● **Task prompt**
What follows is a set of records, each of which is to be written out exactly.

[Dataset records]
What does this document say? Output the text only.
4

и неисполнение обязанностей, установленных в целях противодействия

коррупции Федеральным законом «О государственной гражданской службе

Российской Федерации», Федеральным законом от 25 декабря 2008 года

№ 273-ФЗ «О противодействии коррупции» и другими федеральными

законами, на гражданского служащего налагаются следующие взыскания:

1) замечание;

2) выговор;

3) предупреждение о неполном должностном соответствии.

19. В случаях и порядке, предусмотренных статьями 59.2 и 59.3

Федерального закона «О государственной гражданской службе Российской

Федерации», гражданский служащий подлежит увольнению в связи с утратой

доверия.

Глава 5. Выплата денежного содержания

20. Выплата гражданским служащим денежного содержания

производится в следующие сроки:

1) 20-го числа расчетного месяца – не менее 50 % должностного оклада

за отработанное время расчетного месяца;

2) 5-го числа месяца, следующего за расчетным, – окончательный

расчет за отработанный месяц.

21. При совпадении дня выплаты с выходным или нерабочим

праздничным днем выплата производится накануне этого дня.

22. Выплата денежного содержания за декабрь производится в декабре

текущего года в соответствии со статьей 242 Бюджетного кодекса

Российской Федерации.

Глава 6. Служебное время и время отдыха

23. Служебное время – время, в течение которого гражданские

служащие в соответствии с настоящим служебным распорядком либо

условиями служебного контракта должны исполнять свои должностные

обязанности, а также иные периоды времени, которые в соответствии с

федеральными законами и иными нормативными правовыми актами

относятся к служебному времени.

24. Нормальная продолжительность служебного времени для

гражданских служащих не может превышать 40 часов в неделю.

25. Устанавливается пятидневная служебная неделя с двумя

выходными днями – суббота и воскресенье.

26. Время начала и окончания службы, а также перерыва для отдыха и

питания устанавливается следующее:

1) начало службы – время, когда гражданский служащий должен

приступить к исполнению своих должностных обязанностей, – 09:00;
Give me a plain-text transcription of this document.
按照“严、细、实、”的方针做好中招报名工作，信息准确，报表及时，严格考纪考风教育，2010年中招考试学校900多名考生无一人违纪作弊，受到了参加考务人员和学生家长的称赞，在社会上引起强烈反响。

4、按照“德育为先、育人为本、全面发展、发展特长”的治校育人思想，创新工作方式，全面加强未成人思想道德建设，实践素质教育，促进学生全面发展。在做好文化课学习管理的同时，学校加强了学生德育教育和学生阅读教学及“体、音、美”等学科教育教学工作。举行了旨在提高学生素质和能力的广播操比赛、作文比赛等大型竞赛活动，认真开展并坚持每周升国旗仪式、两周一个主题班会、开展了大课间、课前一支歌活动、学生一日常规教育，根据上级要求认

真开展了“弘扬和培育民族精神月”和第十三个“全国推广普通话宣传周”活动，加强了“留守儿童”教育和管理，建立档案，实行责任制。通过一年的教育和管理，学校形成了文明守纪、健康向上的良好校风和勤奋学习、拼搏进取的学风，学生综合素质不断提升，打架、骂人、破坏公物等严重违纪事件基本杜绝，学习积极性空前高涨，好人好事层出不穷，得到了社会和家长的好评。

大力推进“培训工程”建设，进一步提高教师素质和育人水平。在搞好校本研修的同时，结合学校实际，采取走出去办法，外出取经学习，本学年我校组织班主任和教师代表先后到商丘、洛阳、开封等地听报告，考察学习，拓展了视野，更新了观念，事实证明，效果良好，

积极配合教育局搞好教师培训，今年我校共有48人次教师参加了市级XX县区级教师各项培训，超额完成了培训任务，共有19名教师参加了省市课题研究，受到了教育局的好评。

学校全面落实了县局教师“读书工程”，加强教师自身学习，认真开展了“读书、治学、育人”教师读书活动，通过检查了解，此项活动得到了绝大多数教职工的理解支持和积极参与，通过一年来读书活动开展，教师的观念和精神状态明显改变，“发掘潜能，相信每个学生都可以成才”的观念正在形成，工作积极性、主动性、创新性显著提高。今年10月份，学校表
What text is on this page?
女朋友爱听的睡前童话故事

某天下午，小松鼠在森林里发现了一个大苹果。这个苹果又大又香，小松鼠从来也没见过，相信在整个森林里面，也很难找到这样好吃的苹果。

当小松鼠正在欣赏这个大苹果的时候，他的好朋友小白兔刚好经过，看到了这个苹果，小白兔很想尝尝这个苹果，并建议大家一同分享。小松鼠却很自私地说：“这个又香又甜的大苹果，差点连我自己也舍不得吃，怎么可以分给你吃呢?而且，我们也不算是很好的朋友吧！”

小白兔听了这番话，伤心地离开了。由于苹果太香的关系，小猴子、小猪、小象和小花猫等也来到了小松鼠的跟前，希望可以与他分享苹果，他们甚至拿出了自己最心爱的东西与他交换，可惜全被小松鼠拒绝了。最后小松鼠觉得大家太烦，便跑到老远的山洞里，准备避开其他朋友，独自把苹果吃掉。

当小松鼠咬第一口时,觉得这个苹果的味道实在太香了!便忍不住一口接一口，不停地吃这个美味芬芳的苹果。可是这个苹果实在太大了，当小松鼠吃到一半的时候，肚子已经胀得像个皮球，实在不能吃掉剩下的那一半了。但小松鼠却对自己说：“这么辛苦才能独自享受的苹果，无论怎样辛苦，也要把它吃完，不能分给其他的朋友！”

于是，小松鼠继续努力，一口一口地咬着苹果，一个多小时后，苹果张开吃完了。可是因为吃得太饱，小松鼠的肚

● **Exercise response**
What does this document say? Output the text only.
4

и неисполнение обязанностей, установленных в целях противодействия

коррупции Федеральным законом «О государственной гражданской службе

Российской Федерации», Федеральным законом от 25 декабря 2008 года

№ 273-ФЗ «О противодействии коррупции» и другими федеральными

законами, на гражданского служащего налагаются следующие взыскания:

1) замечание;

2) выговор;

3) предупреждение о неполном должностном соответствии.

19. В случаях и порядке, предусмотренных статьями 59.2 и 59.3

Федерального закона «О государственной гражданской службе Российской

Федерации», гражданский служащий подлежит увольнению в связи с утратой

доверия.

Глава 5. Выплата денежного содержания

20. Выплата гражданским служащим денежного содержания

производится в следующие сроки:

1) 20-го числа расчетного месяца – не менее 50 % должностного оклада

за отработанное время расчетного месяца;

2) 5-го числа месяца, следующего за расчетным, – окончательный

расчет за отработанный месяц.

21. При совпадении дня выплаты с выходным или нерабочим

праздничным днем выплата производится накануне этого дня.

22. Выплата денежного содержания за декабрь производится в декабре

текущего года в соответствии со статьей 242 Бюджетного кодекса

Российской Федерации.

Глава 6. Служебное время и время отдыха

23. Служебное время – время, в течение которого гражданские

служащие в соответствии с настоящим служебным распорядком либо

условиями служебного контракта должны исполнять свои должностные

обязанности, а также иные периоды времени, которые в соответствии с

федеральными законами и иными нормативными правовыми актами

относятся к служебному времени.

24. Нормальная продолжительность служебного времени для

гражданских служащих не может превышать 40 часов в неделю.

25. Устанавливается пятидневная служебная неделя с двумя

выходными днями – суббота и воскресенье.

26. Время начала и окончания службы, а также перерыва для отдыха и

питания устанавливается следующее:

1) начало службы – время, когда гражданский служащий должен

приступить к исполнению своих должностных обязанностей, – 09:00;
Give me a plain-text transcription of this document.
按照“严、细、实、”的方针做好中招报名工作，信息准确，报表及时，严格考纪考风教育，2010年中招考试学校900多名考生无一人违纪作弊，受到了参加考务人员和学生家长的称赞，在社会上引起强烈反响。

4、按照“德育为先、育人为本、全面发展、发展特长”的治校育人思想，创新工作方式，全面加强未成人思想道德建设，实践素质教育，促进学生全面发展。在做好文化课学习管理的同时，学校加强了学生德育教育和学生阅读教学及“体、音、美”等学科教育教学工作。举行了旨在提高学生素质和能力的广播操比赛、作文比赛等大型竞赛活动，认真开展并坚持每周升国旗仪式、两周一个主题班会、开展了大课间、课前一支歌活动、学生一日常规教育，根据上级要求认

真开展了“弘扬和培育民族精神月”和第十三个“全国推广普通话宣传周”活动，加强了“留守儿童”教育和管理，建立档案，实行责任制。通过一年的教育和管理，学校形成了文明守纪、健康向上的良好校风和勤奋学习、拼搏进取的学风，学生综合素质不断提升，打架、骂人、破坏公物等严重违纪事件基本杜绝，学习积极性空前高涨，好人好事层出不穷，得到了社会和家长的好评。

大力推进“培训工程”建设，进一步提高教师素质和育人水平。在搞好校本研修的同时，结合学校实际，采取走出去办法，外出取经学习，本学年我校组织班主任和教师代表先后到商丘、洛阳、开封等地听报告，考察学习，拓展了视野，更新了观念，事实证明，效果良好，

积极配合教育局搞好教师培训，今年我校共有48人次教师参加了市级XX县区级教师各项培训，超额完成了培训任务，共有19名教师参加了省市课题研究，受到了教育局的好评。

学校全面落实了县局教师“读书工程”，加强教师自身学习，认真开展了“读书、治学、育人”教师读书活动，通过检查了解，此项活动得到了绝大多数教职工的理解支持和积极参与，通过一年来读书活动开展，教师的观念和精神状态明显改变，“发掘潜能，相信每个学生都可以成才”的观念正在形成，工作积极性、主动性、创新性显著提高。今年10月份，学校表
What text is on this page?
女朋友爱听的睡前童话故事

某天下午，小松鼠在森林里发现了一个大苹果。这个苹果又大又香，小松鼠从来也没见过，相信在整个森林里面，也很难找到这样好吃的苹果。

当小松鼠正在欣赏这个大苹果的时候，他的好朋友小白兔刚好经过，看到了这个苹果，小白兔很想尝尝这个苹果，并建议大家一同分享。小松鼠却很自私地说：“这个又香又甜的大苹果，差点连我自己也舍不得吃，怎么可以分给你吃呢?而且，我们也不算是很好的朋友吧！”

小白兔听了这番话，伤心地离开了。由于苹果太香的关系，小猴子、小猪、小象和小花猫等也来到了小松鼠的跟前，希望可以与他分享苹果，他们甚至拿出了自己最心爱的东西与他交换，可惜全被小松鼠拒绝了。最后小松鼠觉得大家太烦，便跑到老远的山洞里，准备避开其他朋友，独自把苹果吃掉。

当小松鼠咬第一口时,觉得这个苹果的味道实在太香了!便忍不住一口接一口，不停地吃这个美味芬芳的苹果。可是这个苹果实在太大了，当小松鼠吃到一半的时候，肚子已经胀得像个皮球，实在不能吃掉剩下的那一半了。但小松鼠却对自己说：“这么辛苦才能独自享受的苹果，无论怎样辛苦，也要把它吃完，不能分给其他的朋友！”

于是，小松鼠继续努力，一口一口地咬着苹果，一个多小时后，苹果张开吃完了。可是因为吃得太饱，小松鼠的肚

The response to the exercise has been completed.